» What is needed
Scan the listing and work out how many lines contain the word "transferSummary". Nothing but the number should be given.

------------------------------------------------------------

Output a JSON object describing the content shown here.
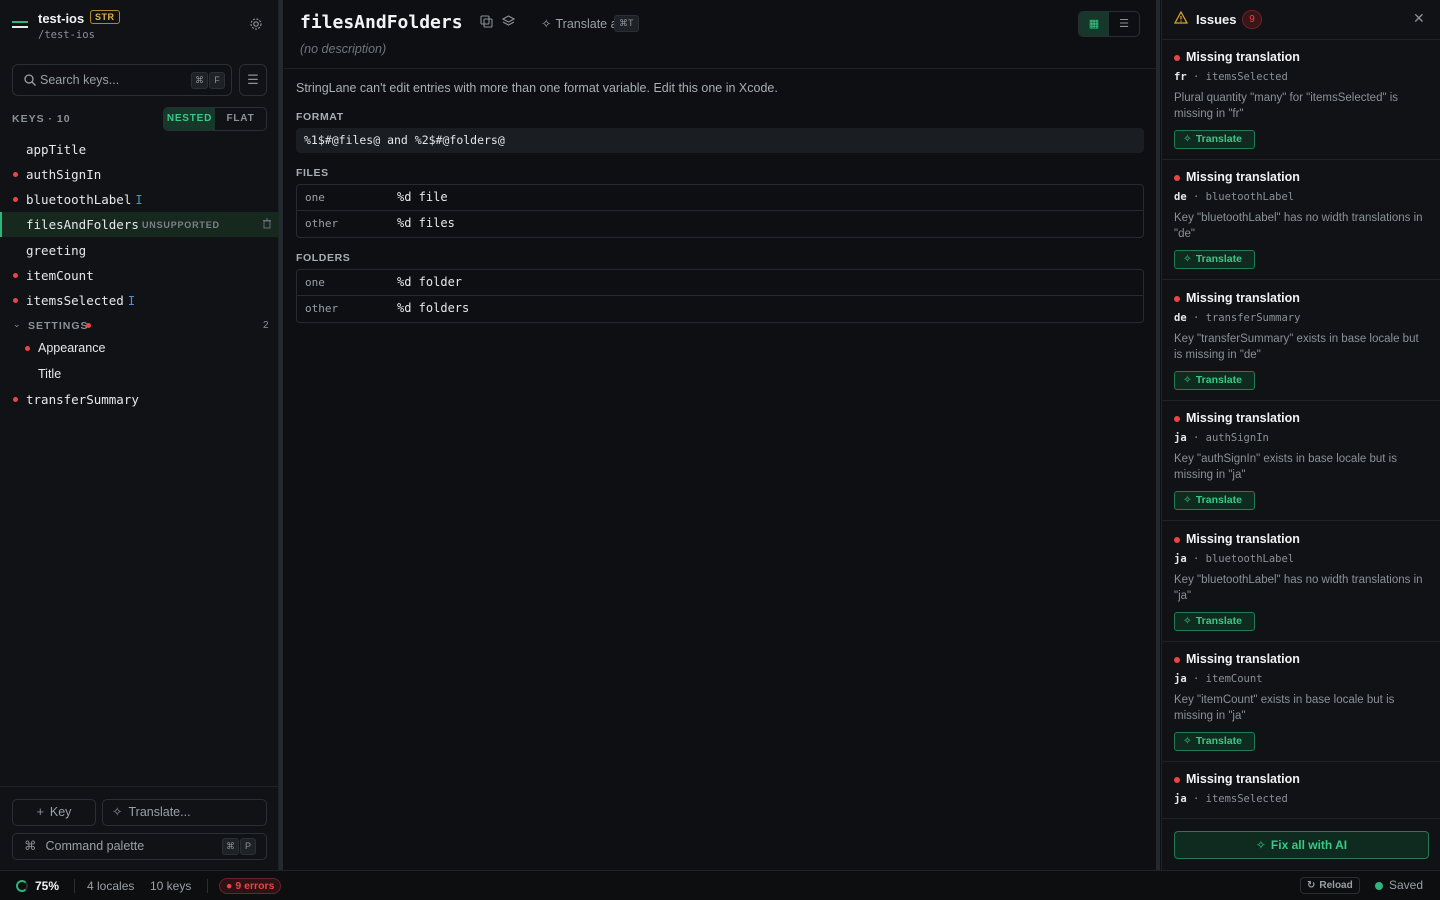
{
  "project": {
    "name": "test-ios",
    "badge": "STR",
    "path": "/test-ios"
  },
  "search": {
    "placeholder": "Search keys...",
    "kbd1": "⌘",
    "kbd2": "F"
  },
  "keys_header": {
    "label": "KEYS · 10",
    "nested": "NESTED",
    "flat": "FLAT"
  },
  "tree": [
    {
      "label": "appTitle",
      "dot": false
    },
    {
      "label": "authSignIn",
      "dot": true
    },
    {
      "label": "bluetoothLabel",
      "dot": true,
      "cursor": "I"
    },
    {
      "label": "filesAndFolders",
      "dot": false,
      "selected": true,
      "tag": "UNSUPPORTED"
    },
    {
      "label": "greeting",
      "dot": false
    },
    {
      "label": "itemCount",
      "dot": true
    },
    {
      "label": "itemsSelected",
      "dot": true,
      "cursor": "I"
    },
    {
      "label": "SETTINGS",
      "group": true,
      "dot": true,
      "count": "2"
    },
    {
      "label": "Appearance",
      "dot": true,
      "child": true
    },
    {
      "label": "Title",
      "dot": false,
      "child": true
    },
    {
      "label": "transferSummary",
      "dot": true
    }
  ],
  "footer": {
    "add_key": "Key",
    "translate": "Translate...",
    "palette": "Command palette",
    "palette_kbd1": "⌘",
    "palette_kbd2": "P"
  },
  "main": {
    "title": "filesAndFolders",
    "translate_all": "Translate all",
    "translate_all_kbd": "⌘T",
    "description": "(no description)",
    "notice": "StringLane can't edit entries with more than one format variable. Edit this one in Xcode.",
    "format_label": "FORMAT",
    "format_value": "%1$#@files@ and %2$#@folders@",
    "files_label": "FILES",
    "files": [
      {
        "q": "one",
        "v": "%d file"
      },
      {
        "q": "other",
        "v": "%d files"
      }
    ],
    "folders_label": "FOLDERS",
    "folders": [
      {
        "q": "one",
        "v": "%d folder"
      },
      {
        "q": "other",
        "v": "%d folders"
      }
    ]
  },
  "issues": {
    "title": "Issues",
    "count": "9",
    "button": "Translate",
    "fix_all": "Fix all with AI",
    "items": [
      {
        "title": "Missing translation",
        "locale": "fr",
        "key": "itemsSelected",
        "message": "Plural quantity \"many\" for \"itemsSelected\" is missing in \"fr\""
      },
      {
        "title": "Missing translation",
        "locale": "de",
        "key": "bluetoothLabel",
        "message": "Key \"bluetoothLabel\" has no width translations in \"de\""
      },
      {
        "title": "Missing translation",
        "locale": "de",
        "key": "transferSummary",
        "message": "Key \"transferSummary\" exists in base locale but is missing in \"de\""
      },
      {
        "title": "Missing translation",
        "locale": "ja",
        "key": "authSignIn",
        "message": "Key \"authSignIn\" exists in base locale but is missing in \"ja\""
      },
      {
        "title": "Missing translation",
        "locale": "ja",
        "key": "bluetoothLabel",
        "message": "Key \"bluetoothLabel\" has no width translations in \"ja\""
      },
      {
        "title": "Missing translation",
        "locale": "ja",
        "key": "itemCount",
        "message": "Key \"itemCount\" exists in base locale but is missing in \"ja\""
      },
      {
        "title": "Missing translation",
        "locale": "ja",
        "key": "itemsSelected",
        "message": ""
      }
    ]
  },
  "status": {
    "progress": "75%",
    "locales": "4 locales",
    "keys": "10 keys",
    "errors": "9 errors",
    "reload": "Reload",
    "saved": "Saved"
  },
  "colors": {
    "accent": "#2fb57a",
    "error": "#ef4444",
    "warning": "#d9a32a",
    "link": "#4e8cf0"
  }
}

------------------------------------------------------------

» Correct result
3